# [Provided records]
──────────────────────────────
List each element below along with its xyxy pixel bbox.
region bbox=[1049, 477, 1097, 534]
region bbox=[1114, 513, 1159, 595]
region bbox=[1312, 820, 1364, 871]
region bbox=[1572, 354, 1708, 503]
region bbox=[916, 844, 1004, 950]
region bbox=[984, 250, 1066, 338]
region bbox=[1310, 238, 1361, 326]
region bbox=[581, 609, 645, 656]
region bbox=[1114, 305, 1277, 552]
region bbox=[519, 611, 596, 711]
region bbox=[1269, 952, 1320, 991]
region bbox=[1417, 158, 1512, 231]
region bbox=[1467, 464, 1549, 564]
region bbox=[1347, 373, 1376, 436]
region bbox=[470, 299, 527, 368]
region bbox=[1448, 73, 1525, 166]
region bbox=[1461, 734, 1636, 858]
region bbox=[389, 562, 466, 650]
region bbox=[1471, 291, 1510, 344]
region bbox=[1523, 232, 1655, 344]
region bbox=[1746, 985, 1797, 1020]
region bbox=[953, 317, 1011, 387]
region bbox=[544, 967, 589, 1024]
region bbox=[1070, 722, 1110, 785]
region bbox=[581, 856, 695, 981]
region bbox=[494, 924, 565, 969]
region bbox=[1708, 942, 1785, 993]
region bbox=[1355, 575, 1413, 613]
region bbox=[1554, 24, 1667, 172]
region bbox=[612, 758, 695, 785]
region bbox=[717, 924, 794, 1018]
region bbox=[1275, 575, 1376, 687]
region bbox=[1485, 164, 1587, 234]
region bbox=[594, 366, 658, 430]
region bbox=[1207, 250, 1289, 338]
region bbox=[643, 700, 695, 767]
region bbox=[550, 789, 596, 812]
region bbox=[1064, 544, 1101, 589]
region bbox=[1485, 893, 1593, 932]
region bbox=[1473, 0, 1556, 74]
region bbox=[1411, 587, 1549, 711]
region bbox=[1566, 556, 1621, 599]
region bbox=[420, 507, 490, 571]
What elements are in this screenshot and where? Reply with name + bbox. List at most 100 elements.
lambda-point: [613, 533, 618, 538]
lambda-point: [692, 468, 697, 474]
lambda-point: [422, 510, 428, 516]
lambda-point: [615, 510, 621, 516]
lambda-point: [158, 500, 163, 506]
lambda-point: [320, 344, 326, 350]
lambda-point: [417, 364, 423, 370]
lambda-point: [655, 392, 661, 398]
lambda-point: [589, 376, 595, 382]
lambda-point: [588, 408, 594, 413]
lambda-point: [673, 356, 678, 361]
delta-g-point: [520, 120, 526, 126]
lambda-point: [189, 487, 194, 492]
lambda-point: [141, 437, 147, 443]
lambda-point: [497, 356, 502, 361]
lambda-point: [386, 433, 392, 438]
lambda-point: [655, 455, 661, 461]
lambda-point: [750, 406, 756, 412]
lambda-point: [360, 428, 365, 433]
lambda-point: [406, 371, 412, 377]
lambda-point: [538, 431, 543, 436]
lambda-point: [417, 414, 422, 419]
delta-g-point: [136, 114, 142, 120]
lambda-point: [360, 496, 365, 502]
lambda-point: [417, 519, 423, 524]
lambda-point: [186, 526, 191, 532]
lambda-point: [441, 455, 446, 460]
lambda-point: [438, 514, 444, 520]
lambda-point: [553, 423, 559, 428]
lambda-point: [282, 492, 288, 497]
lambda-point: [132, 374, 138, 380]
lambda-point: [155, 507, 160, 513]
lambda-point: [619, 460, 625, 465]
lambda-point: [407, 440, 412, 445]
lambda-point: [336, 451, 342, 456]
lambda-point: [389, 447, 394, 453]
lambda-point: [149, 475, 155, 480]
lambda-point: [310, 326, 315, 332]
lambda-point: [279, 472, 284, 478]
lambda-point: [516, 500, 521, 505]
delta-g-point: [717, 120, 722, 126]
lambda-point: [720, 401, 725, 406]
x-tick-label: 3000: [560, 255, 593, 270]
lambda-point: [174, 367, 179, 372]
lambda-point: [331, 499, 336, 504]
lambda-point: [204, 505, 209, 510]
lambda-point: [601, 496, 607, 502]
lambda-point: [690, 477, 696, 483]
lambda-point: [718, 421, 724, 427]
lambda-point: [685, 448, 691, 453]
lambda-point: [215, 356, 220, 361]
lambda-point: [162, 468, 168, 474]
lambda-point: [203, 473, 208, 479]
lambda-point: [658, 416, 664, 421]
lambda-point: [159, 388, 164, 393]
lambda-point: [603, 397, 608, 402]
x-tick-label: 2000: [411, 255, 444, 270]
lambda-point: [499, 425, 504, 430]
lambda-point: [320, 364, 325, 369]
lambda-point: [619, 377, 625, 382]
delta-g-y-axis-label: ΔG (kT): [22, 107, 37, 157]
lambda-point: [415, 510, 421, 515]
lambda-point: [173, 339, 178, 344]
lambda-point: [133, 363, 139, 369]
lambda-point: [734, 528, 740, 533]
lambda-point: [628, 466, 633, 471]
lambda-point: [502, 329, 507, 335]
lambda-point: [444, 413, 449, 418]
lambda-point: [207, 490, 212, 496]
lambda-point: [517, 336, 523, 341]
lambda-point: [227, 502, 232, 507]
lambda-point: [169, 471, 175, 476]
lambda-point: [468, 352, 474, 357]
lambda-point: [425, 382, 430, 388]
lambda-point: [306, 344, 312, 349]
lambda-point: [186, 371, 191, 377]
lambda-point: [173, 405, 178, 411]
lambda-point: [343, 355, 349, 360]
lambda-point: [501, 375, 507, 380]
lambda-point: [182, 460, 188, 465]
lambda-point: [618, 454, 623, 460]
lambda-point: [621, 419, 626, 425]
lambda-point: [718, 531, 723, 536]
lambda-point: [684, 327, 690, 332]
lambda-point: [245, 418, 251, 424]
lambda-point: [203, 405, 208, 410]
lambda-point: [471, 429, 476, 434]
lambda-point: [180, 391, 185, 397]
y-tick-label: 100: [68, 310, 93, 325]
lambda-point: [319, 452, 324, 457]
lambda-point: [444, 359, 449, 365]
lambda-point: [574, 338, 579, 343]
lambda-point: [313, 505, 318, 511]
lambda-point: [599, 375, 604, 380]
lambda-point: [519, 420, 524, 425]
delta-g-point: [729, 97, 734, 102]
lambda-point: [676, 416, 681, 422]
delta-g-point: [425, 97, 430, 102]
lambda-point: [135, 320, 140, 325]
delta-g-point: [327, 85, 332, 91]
──────────────────────────────
# [Exercise requirements]
Convert every line of the records above into a numbered list, and omit any blank lines.

# [Exercise result]
1. List each element below along with its xyxy pixel bbox.
2. region bbox=[1049, 477, 1097, 534]
3. region bbox=[1114, 513, 1159, 595]
4. region bbox=[1312, 820, 1364, 871]
5. region bbox=[1572, 354, 1708, 503]
6. region bbox=[916, 844, 1004, 950]
7. region bbox=[984, 250, 1066, 338]
8. region bbox=[1310, 238, 1361, 326]
9. region bbox=[581, 609, 645, 656]
10. region bbox=[1114, 305, 1277, 552]
11. region bbox=[519, 611, 596, 711]
12. region bbox=[1269, 952, 1320, 991]
13. region bbox=[1417, 158, 1512, 231]
14. region bbox=[1467, 464, 1549, 564]
15. region bbox=[1347, 373, 1376, 436]
16. region bbox=[470, 299, 527, 368]
17. region bbox=[1448, 73, 1525, 166]
18. region bbox=[1461, 734, 1636, 858]
19. region bbox=[389, 562, 466, 650]
20. region bbox=[1471, 291, 1510, 344]
21. region bbox=[1523, 232, 1655, 344]
22. region bbox=[1746, 985, 1797, 1020]
23. region bbox=[953, 317, 1011, 387]
24. region bbox=[544, 967, 589, 1024]
25. region bbox=[1070, 722, 1110, 785]
26. region bbox=[581, 856, 695, 981]
27. region bbox=[494, 924, 565, 969]
28. region bbox=[1708, 942, 1785, 993]
29. region bbox=[1355, 575, 1413, 613]
30. region bbox=[1554, 24, 1667, 172]
31. region bbox=[612, 758, 695, 785]
32. region bbox=[717, 924, 794, 1018]
33. region bbox=[1275, 575, 1376, 687]
34. region bbox=[1485, 164, 1587, 234]
35. region bbox=[594, 366, 658, 430]
36. region bbox=[1207, 250, 1289, 338]
37. region bbox=[643, 700, 695, 767]
38. region bbox=[550, 789, 596, 812]
39. region bbox=[1064, 544, 1101, 589]
40. region bbox=[1485, 893, 1593, 932]
41. region bbox=[1473, 0, 1556, 74]
42. region bbox=[1411, 587, 1549, 711]
43. region bbox=[1566, 556, 1621, 599]
44. region bbox=[420, 507, 490, 571]
45. What elements are in this screenshot and where? Reply with name + bbox. List at most 100 elements.
46. lambda-point: [613, 533, 618, 538]
47. lambda-point: [692, 468, 697, 474]
48. lambda-point: [422, 510, 428, 516]
49. lambda-point: [615, 510, 621, 516]
50. lambda-point: [158, 500, 163, 506]
51. lambda-point: [320, 344, 326, 350]
52. lambda-point: [417, 364, 423, 370]
53. lambda-point: [655, 392, 661, 398]
54. lambda-point: [589, 376, 595, 382]
55. lambda-point: [588, 408, 594, 413]
56. lambda-point: [673, 356, 678, 361]
57. delta-g-point: [520, 120, 526, 126]
58. lambda-point: [189, 487, 194, 492]
59. lambda-point: [141, 437, 147, 443]
60. lambda-point: [497, 356, 502, 361]
61. lambda-point: [386, 433, 392, 438]
62. lambda-point: [655, 455, 661, 461]
63. lambda-point: [750, 406, 756, 412]
64. lambda-point: [360, 428, 365, 433]
65. lambda-point: [406, 371, 412, 377]
66. lambda-point: [538, 431, 543, 436]
67. lambda-point: [417, 414, 422, 419]
68. delta-g-point: [136, 114, 142, 120]
69. lambda-point: [360, 496, 365, 502]
70. lambda-point: [417, 519, 423, 524]
71. lambda-point: [186, 526, 191, 532]
72. lambda-point: [441, 455, 446, 460]
73. lambda-point: [438, 514, 444, 520]
74. lambda-point: [553, 423, 559, 428]
75. lambda-point: [282, 492, 288, 497]
76. lambda-point: [132, 374, 138, 380]
77. lambda-point: [155, 507, 160, 513]
78. lambda-point: [619, 460, 625, 465]
79. lambda-point: [407, 440, 412, 445]
80. lambda-point: [336, 451, 342, 456]
81. lambda-point: [389, 447, 394, 453]
82. lambda-point: [149, 475, 155, 480]
83. lambda-point: [310, 326, 315, 332]
84. lambda-point: [279, 472, 284, 478]
85. lambda-point: [516, 500, 521, 505]
86. delta-g-point: [717, 120, 722, 126]
87. lambda-point: [720, 401, 725, 406]
88. x-tick-label: 3000: [560, 255, 593, 270]
89. lambda-point: [174, 367, 179, 372]
90. lambda-point: [331, 499, 336, 504]
91. lambda-point: [204, 505, 209, 510]
92. lambda-point: [601, 496, 607, 502]
93. lambda-point: [690, 477, 696, 483]
94. lambda-point: [718, 421, 724, 427]
95. lambda-point: [685, 448, 691, 453]
96. lambda-point: [215, 356, 220, 361]
97. lambda-point: [162, 468, 168, 474]
98. lambda-point: [203, 473, 208, 479]
99. lambda-point: [658, 416, 664, 421]
100. lambda-point: [159, 388, 164, 393]
101. lambda-point: [603, 397, 608, 402]
102. x-tick-label: 2000: [411, 255, 444, 270]
103. lambda-point: [499, 425, 504, 430]
104. lambda-point: [320, 364, 325, 369]
105. lambda-point: [619, 377, 625, 382]
106. delta-g-y-axis-label: ΔG (kT): [22, 107, 37, 157]
107. lambda-point: [415, 510, 421, 515]
108. lambda-point: [173, 339, 178, 344]
109. lambda-point: [133, 363, 139, 369]
110. lambda-point: [734, 528, 740, 533]
111. lambda-point: [628, 466, 633, 471]
112. lambda-point: [502, 329, 507, 335]
113. lambda-point: [444, 413, 449, 418]
114. lambda-point: [207, 490, 212, 496]
115. lambda-point: [517, 336, 523, 341]
116. lambda-point: [227, 502, 232, 507]
117. lambda-point: [169, 471, 175, 476]
118. lambda-point: [468, 352, 474, 357]
119. lambda-point: [425, 382, 430, 388]
120. lambda-point: [306, 344, 312, 349]
121. lambda-point: [186, 371, 191, 377]
122. lambda-point: [173, 405, 178, 411]
123. lambda-point: [343, 355, 349, 360]
124. lambda-point: [501, 375, 507, 380]
125. lambda-point: [182, 460, 188, 465]
126. lambda-point: [618, 454, 623, 460]
127. lambda-point: [621, 419, 626, 425]
128. lambda-point: [718, 531, 723, 536]
129. lambda-point: [684, 327, 690, 332]
130. lambda-point: [245, 418, 251, 424]
131. lambda-point: [203, 405, 208, 410]
132. lambda-point: [471, 429, 476, 434]
133. lambda-point: [180, 391, 185, 397]
134. y-tick-label: 100: [68, 310, 93, 325]
135. lambda-point: [319, 452, 324, 457]
136. lambda-point: [444, 359, 449, 365]
137. lambda-point: [574, 338, 579, 343]
138. lambda-point: [313, 505, 318, 511]
139. lambda-point: [599, 375, 604, 380]
140. lambda-point: [519, 420, 524, 425]
141. delta-g-point: [729, 97, 734, 102]
142. lambda-point: [676, 416, 681, 422]
143. delta-g-point: [425, 97, 430, 102]
144. lambda-point: [135, 320, 140, 325]
145. delta-g-point: [327, 85, 332, 91]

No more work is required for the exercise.